(Collection entries)
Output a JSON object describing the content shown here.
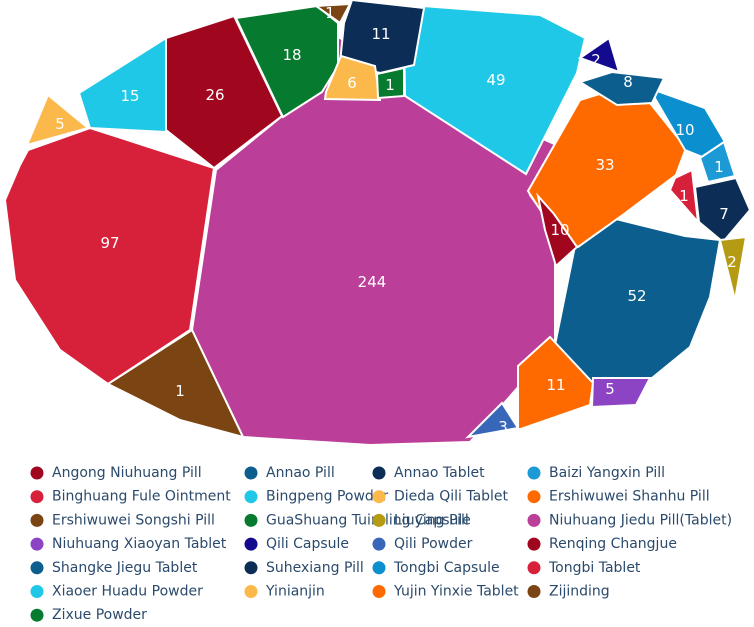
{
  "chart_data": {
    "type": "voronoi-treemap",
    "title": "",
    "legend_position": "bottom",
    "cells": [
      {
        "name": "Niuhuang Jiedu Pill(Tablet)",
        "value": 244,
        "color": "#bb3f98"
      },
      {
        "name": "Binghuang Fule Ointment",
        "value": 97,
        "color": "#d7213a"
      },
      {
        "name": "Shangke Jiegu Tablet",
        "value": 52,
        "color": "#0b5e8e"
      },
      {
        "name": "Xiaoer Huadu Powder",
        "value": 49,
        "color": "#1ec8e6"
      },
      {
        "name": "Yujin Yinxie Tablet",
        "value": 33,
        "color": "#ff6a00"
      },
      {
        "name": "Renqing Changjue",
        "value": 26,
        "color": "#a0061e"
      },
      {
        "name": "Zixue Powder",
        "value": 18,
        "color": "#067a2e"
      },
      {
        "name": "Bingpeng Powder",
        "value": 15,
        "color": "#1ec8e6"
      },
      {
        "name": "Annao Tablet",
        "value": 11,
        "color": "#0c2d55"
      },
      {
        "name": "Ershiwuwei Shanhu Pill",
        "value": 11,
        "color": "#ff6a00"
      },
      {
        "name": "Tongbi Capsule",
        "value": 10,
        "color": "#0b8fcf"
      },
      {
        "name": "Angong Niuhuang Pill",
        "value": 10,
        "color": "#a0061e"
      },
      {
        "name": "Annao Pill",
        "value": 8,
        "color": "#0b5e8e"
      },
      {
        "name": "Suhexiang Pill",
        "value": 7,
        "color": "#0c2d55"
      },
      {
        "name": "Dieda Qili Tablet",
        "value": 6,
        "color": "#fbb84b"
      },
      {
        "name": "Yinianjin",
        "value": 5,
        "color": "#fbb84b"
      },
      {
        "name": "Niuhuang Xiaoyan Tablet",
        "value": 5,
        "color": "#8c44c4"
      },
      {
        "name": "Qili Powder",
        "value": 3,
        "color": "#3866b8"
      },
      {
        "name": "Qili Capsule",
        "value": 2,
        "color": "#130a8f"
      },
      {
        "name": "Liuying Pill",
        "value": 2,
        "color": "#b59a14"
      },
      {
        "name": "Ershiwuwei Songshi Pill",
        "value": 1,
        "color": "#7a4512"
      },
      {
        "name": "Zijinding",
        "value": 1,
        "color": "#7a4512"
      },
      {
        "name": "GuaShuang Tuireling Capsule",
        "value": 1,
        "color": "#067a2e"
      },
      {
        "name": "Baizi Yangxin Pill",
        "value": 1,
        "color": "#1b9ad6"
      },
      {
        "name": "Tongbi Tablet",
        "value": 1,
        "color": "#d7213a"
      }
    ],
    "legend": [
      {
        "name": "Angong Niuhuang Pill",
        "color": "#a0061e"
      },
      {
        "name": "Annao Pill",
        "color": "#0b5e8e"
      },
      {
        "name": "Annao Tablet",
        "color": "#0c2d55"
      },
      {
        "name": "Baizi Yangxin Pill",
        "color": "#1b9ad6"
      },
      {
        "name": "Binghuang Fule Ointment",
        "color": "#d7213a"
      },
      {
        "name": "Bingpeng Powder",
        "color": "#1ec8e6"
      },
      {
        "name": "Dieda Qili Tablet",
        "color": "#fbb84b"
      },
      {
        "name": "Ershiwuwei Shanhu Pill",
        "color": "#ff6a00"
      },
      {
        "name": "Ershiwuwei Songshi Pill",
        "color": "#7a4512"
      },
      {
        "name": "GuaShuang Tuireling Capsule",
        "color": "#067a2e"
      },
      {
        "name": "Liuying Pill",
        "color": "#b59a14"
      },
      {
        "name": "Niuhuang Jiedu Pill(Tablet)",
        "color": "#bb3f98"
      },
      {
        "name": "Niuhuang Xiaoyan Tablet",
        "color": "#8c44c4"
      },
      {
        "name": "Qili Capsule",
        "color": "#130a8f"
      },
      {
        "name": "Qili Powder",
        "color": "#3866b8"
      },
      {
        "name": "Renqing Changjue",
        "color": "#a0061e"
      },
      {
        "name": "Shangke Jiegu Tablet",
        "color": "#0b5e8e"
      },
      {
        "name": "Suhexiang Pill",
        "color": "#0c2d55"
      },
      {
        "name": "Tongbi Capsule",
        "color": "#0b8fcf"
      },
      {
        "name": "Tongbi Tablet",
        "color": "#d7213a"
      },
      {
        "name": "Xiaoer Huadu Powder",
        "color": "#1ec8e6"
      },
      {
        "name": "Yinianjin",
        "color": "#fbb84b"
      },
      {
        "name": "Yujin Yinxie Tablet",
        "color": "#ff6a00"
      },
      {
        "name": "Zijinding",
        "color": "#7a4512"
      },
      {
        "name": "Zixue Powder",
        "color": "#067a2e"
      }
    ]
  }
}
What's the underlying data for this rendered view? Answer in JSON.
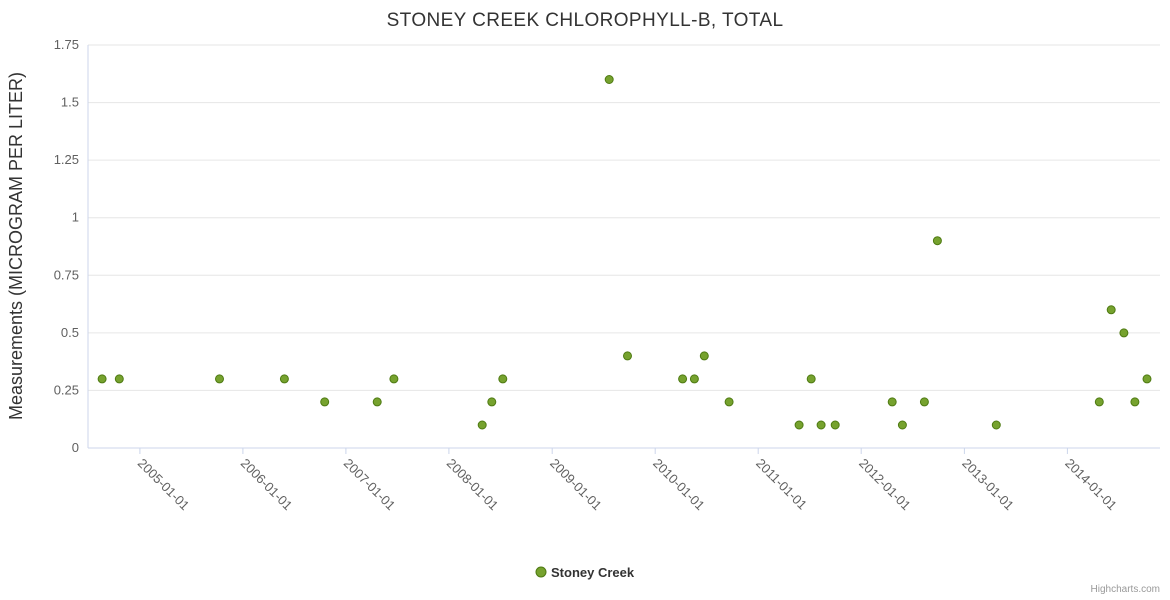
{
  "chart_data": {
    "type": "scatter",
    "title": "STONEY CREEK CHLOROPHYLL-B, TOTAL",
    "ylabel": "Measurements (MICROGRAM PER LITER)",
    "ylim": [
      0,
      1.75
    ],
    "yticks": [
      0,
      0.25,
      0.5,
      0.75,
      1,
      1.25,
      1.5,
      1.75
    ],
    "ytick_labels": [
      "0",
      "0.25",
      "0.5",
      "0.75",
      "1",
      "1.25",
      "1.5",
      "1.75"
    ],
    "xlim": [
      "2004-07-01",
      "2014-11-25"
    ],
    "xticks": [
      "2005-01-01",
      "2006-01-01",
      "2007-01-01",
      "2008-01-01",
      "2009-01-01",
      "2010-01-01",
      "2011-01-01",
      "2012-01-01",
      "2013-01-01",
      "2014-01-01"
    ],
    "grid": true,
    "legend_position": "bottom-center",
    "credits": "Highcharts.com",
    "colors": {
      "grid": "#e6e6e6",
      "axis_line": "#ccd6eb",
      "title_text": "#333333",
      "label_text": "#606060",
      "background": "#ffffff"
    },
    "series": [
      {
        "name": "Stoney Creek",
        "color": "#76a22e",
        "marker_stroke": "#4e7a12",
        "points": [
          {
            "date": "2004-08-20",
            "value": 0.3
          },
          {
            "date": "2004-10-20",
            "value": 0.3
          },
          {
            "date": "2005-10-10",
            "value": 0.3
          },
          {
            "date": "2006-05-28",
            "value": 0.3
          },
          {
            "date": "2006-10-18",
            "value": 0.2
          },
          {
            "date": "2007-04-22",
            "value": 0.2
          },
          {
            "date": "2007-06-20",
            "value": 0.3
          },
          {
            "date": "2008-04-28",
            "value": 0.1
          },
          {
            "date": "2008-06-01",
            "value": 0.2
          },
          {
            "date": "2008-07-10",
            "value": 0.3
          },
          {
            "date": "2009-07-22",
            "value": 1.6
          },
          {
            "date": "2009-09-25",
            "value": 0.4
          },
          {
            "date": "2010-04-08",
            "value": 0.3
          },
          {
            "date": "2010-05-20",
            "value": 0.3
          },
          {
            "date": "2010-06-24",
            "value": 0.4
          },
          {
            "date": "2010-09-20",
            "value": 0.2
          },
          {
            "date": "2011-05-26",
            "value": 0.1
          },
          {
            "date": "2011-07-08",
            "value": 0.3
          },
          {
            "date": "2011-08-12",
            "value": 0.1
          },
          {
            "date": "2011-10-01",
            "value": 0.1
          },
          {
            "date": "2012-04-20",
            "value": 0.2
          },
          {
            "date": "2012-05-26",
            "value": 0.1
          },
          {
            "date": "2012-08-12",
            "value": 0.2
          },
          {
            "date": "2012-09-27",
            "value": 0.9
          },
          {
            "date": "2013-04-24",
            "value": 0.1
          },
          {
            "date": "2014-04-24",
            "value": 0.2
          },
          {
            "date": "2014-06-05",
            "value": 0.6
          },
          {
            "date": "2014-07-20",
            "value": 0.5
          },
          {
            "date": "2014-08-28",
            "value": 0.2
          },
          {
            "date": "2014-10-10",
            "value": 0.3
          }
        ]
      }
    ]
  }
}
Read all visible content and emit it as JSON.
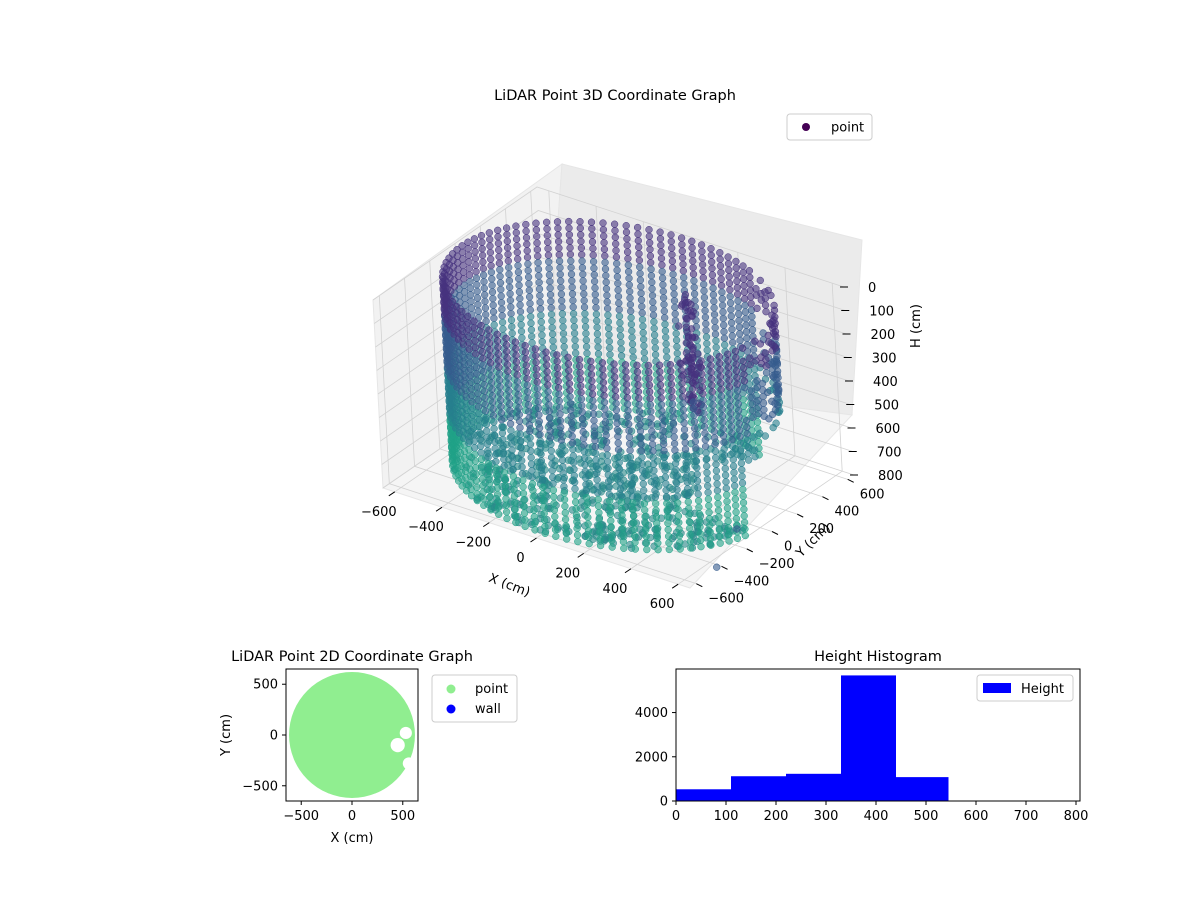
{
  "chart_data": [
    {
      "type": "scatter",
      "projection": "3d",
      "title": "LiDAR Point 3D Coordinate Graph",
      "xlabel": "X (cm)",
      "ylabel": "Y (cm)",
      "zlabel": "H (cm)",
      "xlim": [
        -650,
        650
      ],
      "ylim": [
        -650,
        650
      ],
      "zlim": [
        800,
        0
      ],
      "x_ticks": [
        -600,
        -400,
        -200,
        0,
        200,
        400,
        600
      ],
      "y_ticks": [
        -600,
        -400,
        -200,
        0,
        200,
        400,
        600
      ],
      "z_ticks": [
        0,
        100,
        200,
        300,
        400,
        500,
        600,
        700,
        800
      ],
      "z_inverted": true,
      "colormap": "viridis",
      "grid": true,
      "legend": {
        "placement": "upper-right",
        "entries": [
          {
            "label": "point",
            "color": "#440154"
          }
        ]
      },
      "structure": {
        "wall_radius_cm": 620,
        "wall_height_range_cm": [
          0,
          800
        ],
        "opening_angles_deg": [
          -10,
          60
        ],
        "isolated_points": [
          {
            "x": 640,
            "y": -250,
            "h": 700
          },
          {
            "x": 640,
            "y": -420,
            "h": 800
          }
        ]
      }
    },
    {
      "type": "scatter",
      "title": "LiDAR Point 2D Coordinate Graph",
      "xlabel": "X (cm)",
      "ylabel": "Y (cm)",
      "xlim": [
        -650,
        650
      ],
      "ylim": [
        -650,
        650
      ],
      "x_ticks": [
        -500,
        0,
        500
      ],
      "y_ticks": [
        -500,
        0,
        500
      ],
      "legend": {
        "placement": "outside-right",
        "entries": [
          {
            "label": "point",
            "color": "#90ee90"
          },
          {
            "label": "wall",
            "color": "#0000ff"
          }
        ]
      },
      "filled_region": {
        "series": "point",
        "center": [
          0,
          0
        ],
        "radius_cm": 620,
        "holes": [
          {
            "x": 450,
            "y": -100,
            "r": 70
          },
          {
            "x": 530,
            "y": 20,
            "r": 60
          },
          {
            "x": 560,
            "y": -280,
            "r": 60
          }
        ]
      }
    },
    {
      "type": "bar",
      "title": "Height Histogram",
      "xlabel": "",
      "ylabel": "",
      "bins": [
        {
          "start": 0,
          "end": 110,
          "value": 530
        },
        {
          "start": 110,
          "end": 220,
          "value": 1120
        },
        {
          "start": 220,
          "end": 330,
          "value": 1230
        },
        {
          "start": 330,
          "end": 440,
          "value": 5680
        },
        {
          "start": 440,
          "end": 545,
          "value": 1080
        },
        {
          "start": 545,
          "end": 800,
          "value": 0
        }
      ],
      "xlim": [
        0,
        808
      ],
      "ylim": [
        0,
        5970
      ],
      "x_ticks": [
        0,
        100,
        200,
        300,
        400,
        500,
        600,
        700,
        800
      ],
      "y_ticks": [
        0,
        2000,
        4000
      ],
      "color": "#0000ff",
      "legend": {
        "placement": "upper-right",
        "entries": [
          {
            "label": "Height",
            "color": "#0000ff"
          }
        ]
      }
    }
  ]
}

:: TASK OBJECTIVE ::
Looking at the records above, work out how many lines include the word "type", then give that number by itself.

:: TASK ANSWER ::
5